PROBLEM TO SOLVE → Output the data that follows exactly, line for line.

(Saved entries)
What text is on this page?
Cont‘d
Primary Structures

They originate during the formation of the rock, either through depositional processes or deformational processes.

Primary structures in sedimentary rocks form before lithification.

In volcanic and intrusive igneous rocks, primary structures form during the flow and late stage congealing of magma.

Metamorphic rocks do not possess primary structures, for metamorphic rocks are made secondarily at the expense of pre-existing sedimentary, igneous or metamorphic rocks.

SOLUTION →
What text is on this page?
Cont‘d
Primary Structures

They originate during the formation of the rock, either through depositional processes or deformational processes.

Primary structures in sedimentary rocks form before lithification.

In volcanic and intrusive igneous rocks, primary structures form during the flow and late stage congealing of magma.

Metamorphic rocks do not possess primary structures, for metamorphic rocks are made secondarily at the expense of pre-existing sedimentary, igneous or metamorphic rocks.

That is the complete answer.